┌─ EXERCISE MATERIAL

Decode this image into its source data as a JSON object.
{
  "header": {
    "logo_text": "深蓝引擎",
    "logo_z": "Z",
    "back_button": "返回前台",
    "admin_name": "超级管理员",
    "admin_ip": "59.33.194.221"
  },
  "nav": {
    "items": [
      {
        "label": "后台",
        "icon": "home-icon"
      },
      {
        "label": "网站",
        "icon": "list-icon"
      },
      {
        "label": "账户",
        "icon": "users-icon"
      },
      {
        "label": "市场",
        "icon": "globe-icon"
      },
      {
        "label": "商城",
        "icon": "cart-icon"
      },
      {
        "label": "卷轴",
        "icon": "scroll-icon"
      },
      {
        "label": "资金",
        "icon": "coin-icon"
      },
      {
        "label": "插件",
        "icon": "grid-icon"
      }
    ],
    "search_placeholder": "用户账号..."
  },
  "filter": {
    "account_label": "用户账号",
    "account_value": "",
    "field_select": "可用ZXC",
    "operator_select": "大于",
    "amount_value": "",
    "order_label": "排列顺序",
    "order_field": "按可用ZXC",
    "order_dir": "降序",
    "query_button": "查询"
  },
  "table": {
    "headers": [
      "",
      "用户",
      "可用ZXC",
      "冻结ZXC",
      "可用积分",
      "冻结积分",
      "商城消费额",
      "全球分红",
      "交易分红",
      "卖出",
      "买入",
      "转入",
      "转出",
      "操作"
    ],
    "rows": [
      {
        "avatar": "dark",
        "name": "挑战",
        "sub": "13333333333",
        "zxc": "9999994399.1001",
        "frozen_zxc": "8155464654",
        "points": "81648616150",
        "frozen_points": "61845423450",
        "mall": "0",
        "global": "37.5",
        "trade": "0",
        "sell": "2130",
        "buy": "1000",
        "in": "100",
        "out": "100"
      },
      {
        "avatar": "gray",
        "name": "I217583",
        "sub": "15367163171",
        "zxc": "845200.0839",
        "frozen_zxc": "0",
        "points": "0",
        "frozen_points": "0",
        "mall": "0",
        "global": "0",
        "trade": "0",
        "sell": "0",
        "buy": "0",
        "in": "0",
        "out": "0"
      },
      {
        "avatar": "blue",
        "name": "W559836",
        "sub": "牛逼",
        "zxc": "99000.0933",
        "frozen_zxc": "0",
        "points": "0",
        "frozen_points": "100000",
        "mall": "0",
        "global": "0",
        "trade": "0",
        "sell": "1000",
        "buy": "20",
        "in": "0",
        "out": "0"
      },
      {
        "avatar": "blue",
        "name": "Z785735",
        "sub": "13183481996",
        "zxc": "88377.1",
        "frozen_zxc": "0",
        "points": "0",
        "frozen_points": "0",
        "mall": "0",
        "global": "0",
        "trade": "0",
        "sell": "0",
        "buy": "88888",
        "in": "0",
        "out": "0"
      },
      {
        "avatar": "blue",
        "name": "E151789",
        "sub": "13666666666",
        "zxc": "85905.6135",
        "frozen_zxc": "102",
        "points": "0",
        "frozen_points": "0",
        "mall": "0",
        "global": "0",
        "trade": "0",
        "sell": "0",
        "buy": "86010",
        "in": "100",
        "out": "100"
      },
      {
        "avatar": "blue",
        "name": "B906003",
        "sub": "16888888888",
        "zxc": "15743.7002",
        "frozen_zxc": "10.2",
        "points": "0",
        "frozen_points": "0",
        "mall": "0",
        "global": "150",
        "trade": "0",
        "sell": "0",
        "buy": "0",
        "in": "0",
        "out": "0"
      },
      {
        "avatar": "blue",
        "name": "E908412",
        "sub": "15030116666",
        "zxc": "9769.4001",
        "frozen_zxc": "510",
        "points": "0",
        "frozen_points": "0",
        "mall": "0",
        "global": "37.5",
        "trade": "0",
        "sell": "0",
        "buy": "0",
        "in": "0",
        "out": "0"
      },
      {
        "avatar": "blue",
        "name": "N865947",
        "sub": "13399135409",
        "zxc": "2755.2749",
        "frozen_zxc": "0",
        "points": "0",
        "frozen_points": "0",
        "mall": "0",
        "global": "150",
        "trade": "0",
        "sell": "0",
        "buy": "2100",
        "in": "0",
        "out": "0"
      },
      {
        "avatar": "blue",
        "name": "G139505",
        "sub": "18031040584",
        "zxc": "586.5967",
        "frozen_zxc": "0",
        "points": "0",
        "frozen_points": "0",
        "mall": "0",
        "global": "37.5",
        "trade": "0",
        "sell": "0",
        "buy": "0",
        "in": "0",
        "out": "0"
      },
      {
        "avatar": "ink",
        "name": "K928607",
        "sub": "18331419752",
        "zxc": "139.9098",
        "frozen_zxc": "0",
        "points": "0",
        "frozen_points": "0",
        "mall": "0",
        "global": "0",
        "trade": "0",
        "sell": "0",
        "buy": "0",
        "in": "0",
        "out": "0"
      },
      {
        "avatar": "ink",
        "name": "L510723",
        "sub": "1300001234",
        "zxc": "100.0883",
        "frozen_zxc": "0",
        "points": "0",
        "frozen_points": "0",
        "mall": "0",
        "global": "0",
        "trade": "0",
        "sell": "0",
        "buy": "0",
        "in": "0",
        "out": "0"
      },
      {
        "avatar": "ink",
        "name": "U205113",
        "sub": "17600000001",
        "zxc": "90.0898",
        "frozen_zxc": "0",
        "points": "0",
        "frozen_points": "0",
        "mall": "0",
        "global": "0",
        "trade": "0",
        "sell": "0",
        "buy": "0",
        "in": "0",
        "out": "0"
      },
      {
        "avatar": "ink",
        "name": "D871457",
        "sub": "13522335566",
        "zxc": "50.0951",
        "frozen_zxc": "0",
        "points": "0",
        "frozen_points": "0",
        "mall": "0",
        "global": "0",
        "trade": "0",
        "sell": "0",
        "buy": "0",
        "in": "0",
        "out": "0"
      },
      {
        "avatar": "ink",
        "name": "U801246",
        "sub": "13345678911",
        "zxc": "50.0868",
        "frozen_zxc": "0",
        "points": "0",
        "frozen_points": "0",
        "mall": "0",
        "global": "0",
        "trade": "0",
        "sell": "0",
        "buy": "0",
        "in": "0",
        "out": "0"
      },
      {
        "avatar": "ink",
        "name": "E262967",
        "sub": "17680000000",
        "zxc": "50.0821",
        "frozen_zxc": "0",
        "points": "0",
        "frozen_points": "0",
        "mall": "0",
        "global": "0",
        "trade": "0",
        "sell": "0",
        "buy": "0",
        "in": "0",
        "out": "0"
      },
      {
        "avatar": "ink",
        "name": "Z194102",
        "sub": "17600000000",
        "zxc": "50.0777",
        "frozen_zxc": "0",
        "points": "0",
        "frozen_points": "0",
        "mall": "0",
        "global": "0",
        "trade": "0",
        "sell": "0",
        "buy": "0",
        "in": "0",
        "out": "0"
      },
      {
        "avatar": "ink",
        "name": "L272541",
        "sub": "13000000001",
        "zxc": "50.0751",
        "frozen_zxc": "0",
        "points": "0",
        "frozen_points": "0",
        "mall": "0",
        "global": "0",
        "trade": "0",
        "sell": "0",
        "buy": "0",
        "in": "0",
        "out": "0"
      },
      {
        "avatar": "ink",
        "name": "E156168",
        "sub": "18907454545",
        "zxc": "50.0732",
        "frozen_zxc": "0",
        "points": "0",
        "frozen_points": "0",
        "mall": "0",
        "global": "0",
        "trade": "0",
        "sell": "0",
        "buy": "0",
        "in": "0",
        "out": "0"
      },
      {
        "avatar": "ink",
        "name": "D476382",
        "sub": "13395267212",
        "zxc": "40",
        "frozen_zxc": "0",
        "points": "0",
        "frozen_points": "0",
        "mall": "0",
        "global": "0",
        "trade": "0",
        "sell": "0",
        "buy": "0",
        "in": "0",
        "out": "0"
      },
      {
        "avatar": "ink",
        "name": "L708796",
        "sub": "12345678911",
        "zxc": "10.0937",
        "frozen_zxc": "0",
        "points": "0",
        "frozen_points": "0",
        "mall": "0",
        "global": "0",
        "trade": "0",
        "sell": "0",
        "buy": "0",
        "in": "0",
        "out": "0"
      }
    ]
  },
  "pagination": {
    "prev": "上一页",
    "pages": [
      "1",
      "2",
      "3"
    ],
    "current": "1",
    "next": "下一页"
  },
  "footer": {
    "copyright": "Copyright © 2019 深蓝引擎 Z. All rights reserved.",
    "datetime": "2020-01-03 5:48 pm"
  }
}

└─

WHAT NEEDS TO BE DONE:
For each line above that contains the word "用户账号", copy that line.

IN RESPONSE:
    "search_placeholder": "用户账号..."
    "account_label": "用户账号",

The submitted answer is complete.